## STATED PROBLEM
Write the records out again exactly, leaving no images in.

Dataset entries:
# # #

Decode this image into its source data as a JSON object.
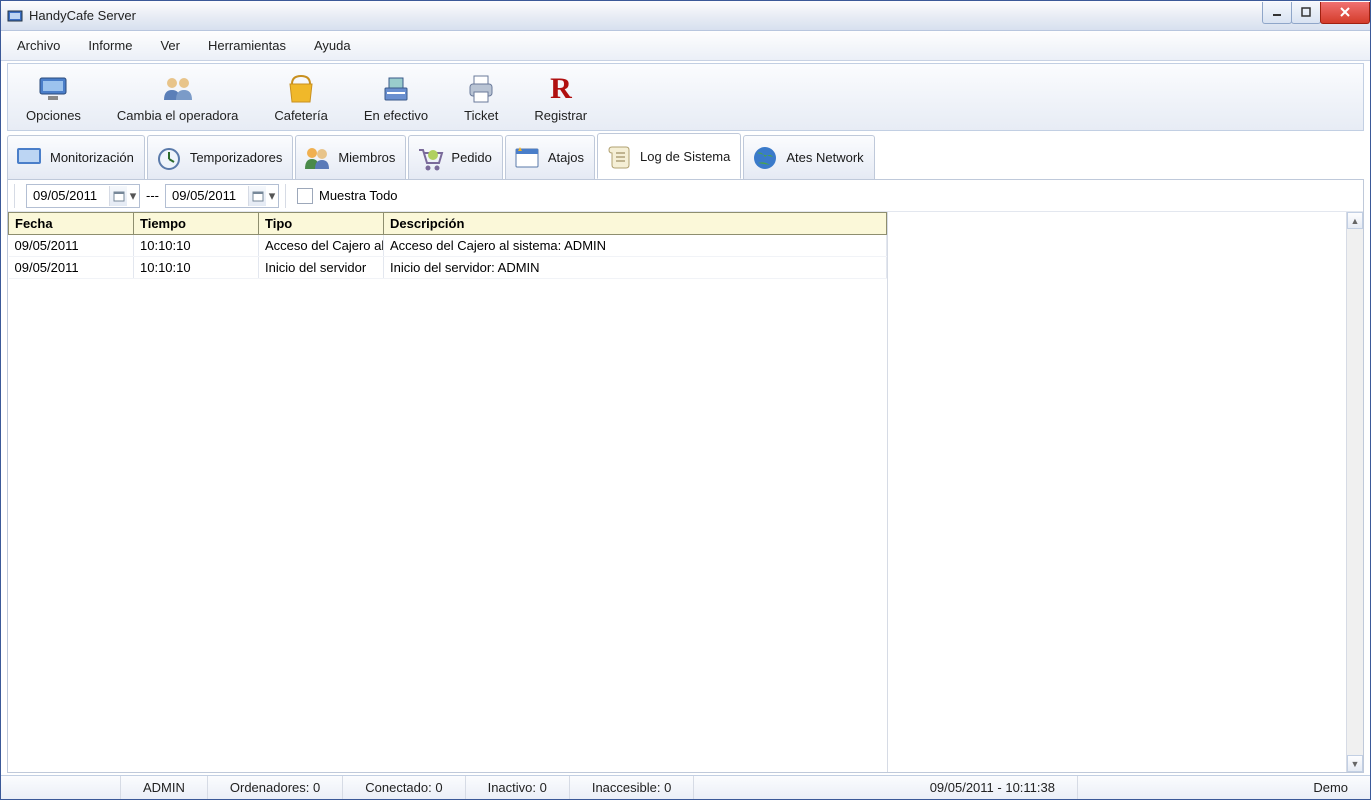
{
  "window": {
    "title": "HandyCafe Server"
  },
  "menu": {
    "items": [
      "Archivo",
      "Informe",
      "Ver",
      "Herramientas",
      "Ayuda"
    ]
  },
  "toolbar": {
    "items": [
      {
        "id": "opciones",
        "label": "Opciones"
      },
      {
        "id": "cambia",
        "label": "Cambia el operadora"
      },
      {
        "id": "cafeteria",
        "label": "Cafetería"
      },
      {
        "id": "efectivo",
        "label": "En efectivo"
      },
      {
        "id": "ticket",
        "label": "Ticket"
      },
      {
        "id": "registrar",
        "label": "Registrar"
      }
    ]
  },
  "tabs": {
    "items": [
      {
        "id": "monitor",
        "label": "Monitorización"
      },
      {
        "id": "tempor",
        "label": "Temporizadores"
      },
      {
        "id": "miembros",
        "label": "Miembros"
      },
      {
        "id": "pedido",
        "label": "Pedido"
      },
      {
        "id": "atajos",
        "label": "Atajos"
      },
      {
        "id": "log",
        "label": "Log de Sistema",
        "active": true
      },
      {
        "id": "ates",
        "label": "Ates Network"
      }
    ]
  },
  "filter": {
    "date_from": "09/05/2011",
    "date_to": "09/05/2011",
    "date_to_display_partial": "/05/2011",
    "date_to_display_prefix": "09",
    "separator": "---",
    "show_all_label": "Muestra Todo"
  },
  "table": {
    "columns": [
      "Fecha",
      "Tiempo",
      "Tipo",
      "Descripción"
    ],
    "rows": [
      {
        "fecha": "09/05/2011",
        "tiempo": "10:10:10",
        "tipo": "Acceso del Cajero al",
        "desc": "Acceso del Cajero al sistema: ADMIN"
      },
      {
        "fecha": "09/05/2011",
        "tiempo": "10:10:10",
        "tipo": "Inicio del servidor",
        "desc": "Inicio del servidor: ADMIN"
      }
    ]
  },
  "status": {
    "user": "ADMIN",
    "ordenadores": "Ordenadores: 0",
    "conectado": "Conectado: 0",
    "inactivo": "Inactivo: 0",
    "inaccesible": "Inaccesible: 0",
    "datetime": "09/05/2011 - 10:11:38",
    "mode": "Demo"
  }
}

# # #

## COMPLETE RESPONSE
Decode this image into its source data as a JSON object.
{
  "window": {
    "title": "HandyCafe Server"
  },
  "menu": {
    "items": [
      "Archivo",
      "Informe",
      "Ver",
      "Herramientas",
      "Ayuda"
    ]
  },
  "toolbar": {
    "items": [
      {
        "id": "opciones",
        "label": "Opciones"
      },
      {
        "id": "cambia",
        "label": "Cambia el operadora"
      },
      {
        "id": "cafeteria",
        "label": "Cafetería"
      },
      {
        "id": "efectivo",
        "label": "En efectivo"
      },
      {
        "id": "ticket",
        "label": "Ticket"
      },
      {
        "id": "registrar",
        "label": "Registrar"
      }
    ]
  },
  "tabs": {
    "items": [
      {
        "id": "monitor",
        "label": "Monitorización"
      },
      {
        "id": "tempor",
        "label": "Temporizadores"
      },
      {
        "id": "miembros",
        "label": "Miembros"
      },
      {
        "id": "pedido",
        "label": "Pedido"
      },
      {
        "id": "atajos",
        "label": "Atajos"
      },
      {
        "id": "log",
        "label": "Log de Sistema",
        "active": true
      },
      {
        "id": "ates",
        "label": "Ates Network"
      }
    ]
  },
  "filter": {
    "date_from": "09/05/2011",
    "date_to": "09/05/2011",
    "date_to_display_partial": "/05/2011",
    "date_to_display_prefix": "09",
    "separator": "---",
    "show_all_label": "Muestra Todo"
  },
  "table": {
    "columns": [
      "Fecha",
      "Tiempo",
      "Tipo",
      "Descripción"
    ],
    "rows": [
      {
        "fecha": "09/05/2011",
        "tiempo": "10:10:10",
        "tipo": "Acceso del Cajero al",
        "desc": "Acceso del Cajero al sistema: ADMIN"
      },
      {
        "fecha": "09/05/2011",
        "tiempo": "10:10:10",
        "tipo": "Inicio del servidor",
        "desc": "Inicio del servidor: ADMIN"
      }
    ]
  },
  "status": {
    "user": "ADMIN",
    "ordenadores": "Ordenadores: 0",
    "conectado": "Conectado: 0",
    "inactivo": "Inactivo: 0",
    "inaccesible": "Inaccesible: 0",
    "datetime": "09/05/2011 - 10:11:38",
    "mode": "Demo"
  }
}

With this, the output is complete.